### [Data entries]

**********

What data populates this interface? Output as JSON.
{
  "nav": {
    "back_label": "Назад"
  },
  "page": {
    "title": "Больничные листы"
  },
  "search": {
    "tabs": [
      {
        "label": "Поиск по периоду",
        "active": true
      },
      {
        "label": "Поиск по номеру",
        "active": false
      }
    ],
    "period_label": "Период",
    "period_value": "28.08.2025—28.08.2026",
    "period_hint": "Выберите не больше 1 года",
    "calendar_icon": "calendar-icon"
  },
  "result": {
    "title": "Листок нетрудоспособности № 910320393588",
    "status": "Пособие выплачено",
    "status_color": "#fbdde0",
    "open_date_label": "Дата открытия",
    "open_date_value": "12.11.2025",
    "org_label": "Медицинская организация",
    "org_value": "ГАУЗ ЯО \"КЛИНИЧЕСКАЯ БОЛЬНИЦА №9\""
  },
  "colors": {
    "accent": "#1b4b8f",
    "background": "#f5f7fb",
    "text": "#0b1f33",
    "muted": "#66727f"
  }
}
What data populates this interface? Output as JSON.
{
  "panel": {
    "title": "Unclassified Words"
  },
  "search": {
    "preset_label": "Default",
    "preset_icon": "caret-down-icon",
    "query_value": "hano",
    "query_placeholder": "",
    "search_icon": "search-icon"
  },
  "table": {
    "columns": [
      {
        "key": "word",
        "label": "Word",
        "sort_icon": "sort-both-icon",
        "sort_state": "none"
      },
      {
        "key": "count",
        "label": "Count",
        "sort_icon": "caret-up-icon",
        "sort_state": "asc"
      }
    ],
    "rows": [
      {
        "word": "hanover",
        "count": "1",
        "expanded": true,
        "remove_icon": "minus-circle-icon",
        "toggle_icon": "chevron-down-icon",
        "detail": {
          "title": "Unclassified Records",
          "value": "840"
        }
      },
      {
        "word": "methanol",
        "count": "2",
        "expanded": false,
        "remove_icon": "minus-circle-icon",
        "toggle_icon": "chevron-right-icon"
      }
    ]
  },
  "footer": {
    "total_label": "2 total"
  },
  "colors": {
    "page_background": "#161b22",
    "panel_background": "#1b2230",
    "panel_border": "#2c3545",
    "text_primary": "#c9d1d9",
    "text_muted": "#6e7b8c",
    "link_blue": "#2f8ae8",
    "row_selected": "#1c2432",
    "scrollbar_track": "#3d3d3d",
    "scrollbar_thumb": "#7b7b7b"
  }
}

**********

Extract the whole listing, character for character.

### [TASK RESULT]
What data populates this interface? Output as JSON.
{
  "nav": {
    "back_label": "Назад"
  },
  "page": {
    "title": "Больничные листы"
  },
  "search": {
    "tabs": [
      {
        "label": "Поиск по периоду",
        "active": true
      },
      {
        "label": "Поиск по номеру",
        "active": false
      }
    ],
    "period_label": "Период",
    "period_value": "28.08.2025—28.08.2026",
    "period_hint": "Выберите не больше 1 года",
    "calendar_icon": "calendar-icon"
  },
  "result": {
    "title": "Листок нетрудоспособности № 910320393588",
    "status": "Пособие выплачено",
    "status_color": "#fbdde0",
    "open_date_label": "Дата открытия",
    "open_date_value": "12.11.2025",
    "org_label": "Медицинская организация",
    "org_value": "ГАУЗ ЯО \"КЛИНИЧЕСКАЯ БОЛЬНИЦА №9\""
  },
  "colors": {
    "accent": "#1b4b8f",
    "background": "#f5f7fb",
    "text": "#0b1f33",
    "muted": "#66727f"
  }
}
What data populates this interface? Output as JSON.
{
  "panel": {
    "title": "Unclassified Words"
  },
  "search": {
    "preset_label": "Default",
    "preset_icon": "caret-down-icon",
    "query_value": "hano",
    "query_placeholder": "",
    "search_icon": "search-icon"
  },
  "table": {
    "columns": [
      {
        "key": "word",
        "label": "Word",
        "sort_icon": "sort-both-icon",
        "sort_state": "none"
      },
      {
        "key": "count",
        "label": "Count",
        "sort_icon": "caret-up-icon",
        "sort_state": "asc"
      }
    ],
    "rows": [
      {
        "word": "hanover",
        "count": "1",
        "expanded": true,
        "remove_icon": "minus-circle-icon",
        "toggle_icon": "chevron-down-icon",
        "detail": {
          "title": "Unclassified Records",
          "value": "840"
        }
      },
      {
        "word": "methanol",
        "count": "2",
        "expanded": false,
        "remove_icon": "minus-circle-icon",
        "toggle_icon": "chevron-right-icon"
      }
    ]
  },
  "footer": {
    "total_label": "2 total"
  },
  "colors": {
    "page_background": "#161b22",
    "panel_background": "#1b2230",
    "panel_border": "#2c3545",
    "text_primary": "#c9d1d9",
    "text_muted": "#6e7b8c",
    "link_blue": "#2f8ae8",
    "row_selected": "#1c2432",
    "scrollbar_track": "#3d3d3d",
    "scrollbar_thumb": "#7b7b7b"
  }
}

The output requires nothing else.